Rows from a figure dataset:

■ ■ ■ ■ ■ ■ ■

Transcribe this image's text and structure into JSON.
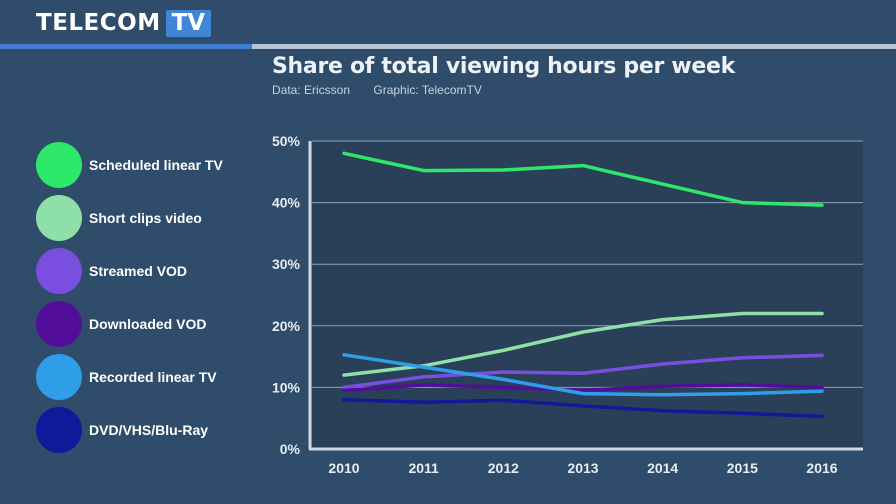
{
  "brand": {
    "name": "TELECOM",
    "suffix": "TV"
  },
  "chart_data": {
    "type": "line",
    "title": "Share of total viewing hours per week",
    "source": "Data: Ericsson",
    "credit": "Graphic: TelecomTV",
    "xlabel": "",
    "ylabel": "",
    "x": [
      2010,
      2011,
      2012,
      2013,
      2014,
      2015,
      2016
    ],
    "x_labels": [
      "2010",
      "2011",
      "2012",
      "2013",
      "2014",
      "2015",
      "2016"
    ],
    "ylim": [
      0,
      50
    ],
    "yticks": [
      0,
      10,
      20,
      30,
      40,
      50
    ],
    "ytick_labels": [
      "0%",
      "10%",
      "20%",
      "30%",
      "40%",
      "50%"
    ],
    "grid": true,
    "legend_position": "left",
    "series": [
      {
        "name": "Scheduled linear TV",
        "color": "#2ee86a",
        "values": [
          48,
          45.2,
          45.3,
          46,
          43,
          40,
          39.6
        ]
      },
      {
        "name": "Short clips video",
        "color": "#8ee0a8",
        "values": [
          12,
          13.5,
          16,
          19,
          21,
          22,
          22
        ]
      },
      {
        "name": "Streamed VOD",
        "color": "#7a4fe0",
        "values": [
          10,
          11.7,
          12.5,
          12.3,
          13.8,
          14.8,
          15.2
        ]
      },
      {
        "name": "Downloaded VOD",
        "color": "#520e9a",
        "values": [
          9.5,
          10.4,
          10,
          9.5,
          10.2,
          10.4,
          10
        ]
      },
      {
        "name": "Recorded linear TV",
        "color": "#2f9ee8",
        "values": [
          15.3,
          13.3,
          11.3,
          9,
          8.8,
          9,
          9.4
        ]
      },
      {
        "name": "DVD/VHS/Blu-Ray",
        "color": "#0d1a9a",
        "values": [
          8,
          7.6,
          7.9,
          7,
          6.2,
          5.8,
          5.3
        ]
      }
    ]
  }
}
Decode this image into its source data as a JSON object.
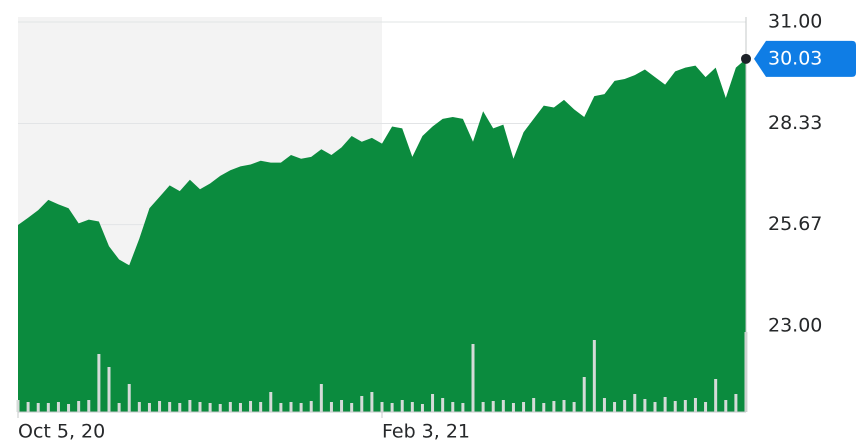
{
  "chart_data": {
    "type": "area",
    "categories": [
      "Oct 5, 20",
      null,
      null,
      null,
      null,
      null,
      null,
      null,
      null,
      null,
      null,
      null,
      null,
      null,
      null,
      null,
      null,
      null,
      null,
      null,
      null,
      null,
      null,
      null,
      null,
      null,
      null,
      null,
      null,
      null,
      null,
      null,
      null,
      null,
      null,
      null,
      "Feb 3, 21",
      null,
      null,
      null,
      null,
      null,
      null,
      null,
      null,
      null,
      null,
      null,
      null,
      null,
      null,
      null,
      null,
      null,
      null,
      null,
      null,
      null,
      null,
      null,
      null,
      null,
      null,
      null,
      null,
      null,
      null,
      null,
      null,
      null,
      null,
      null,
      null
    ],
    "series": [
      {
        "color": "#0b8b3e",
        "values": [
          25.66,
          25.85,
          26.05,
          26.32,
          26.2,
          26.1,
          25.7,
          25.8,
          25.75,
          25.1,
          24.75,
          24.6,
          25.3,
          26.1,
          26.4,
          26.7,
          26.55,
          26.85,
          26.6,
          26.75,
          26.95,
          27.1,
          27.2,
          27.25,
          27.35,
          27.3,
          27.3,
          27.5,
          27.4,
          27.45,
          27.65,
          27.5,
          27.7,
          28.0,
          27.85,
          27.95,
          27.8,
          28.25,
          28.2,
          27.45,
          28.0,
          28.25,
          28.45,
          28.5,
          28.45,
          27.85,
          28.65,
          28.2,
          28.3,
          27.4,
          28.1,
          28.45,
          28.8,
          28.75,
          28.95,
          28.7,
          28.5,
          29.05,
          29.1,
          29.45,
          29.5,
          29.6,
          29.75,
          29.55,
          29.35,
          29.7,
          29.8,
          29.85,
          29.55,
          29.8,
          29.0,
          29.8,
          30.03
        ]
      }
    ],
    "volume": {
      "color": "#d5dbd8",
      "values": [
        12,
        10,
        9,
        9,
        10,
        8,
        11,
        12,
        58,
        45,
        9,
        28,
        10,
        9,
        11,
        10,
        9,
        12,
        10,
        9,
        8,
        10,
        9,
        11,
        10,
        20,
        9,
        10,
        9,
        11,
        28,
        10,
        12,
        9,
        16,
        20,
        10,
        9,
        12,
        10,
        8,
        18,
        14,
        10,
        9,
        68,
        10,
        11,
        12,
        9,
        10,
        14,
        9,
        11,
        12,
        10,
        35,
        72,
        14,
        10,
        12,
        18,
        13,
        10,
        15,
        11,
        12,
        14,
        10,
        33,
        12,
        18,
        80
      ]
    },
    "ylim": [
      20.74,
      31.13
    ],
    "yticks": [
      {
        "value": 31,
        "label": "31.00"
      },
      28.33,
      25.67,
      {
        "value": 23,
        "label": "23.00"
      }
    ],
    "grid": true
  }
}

■ ■ ■ ■ ■ ■ ■

Check each line above for the string "into", then copy the ones that have it.

Exercise answer:
Transcribe this image's text and structure into JSON.
Decode this image into its source data as a JSON object.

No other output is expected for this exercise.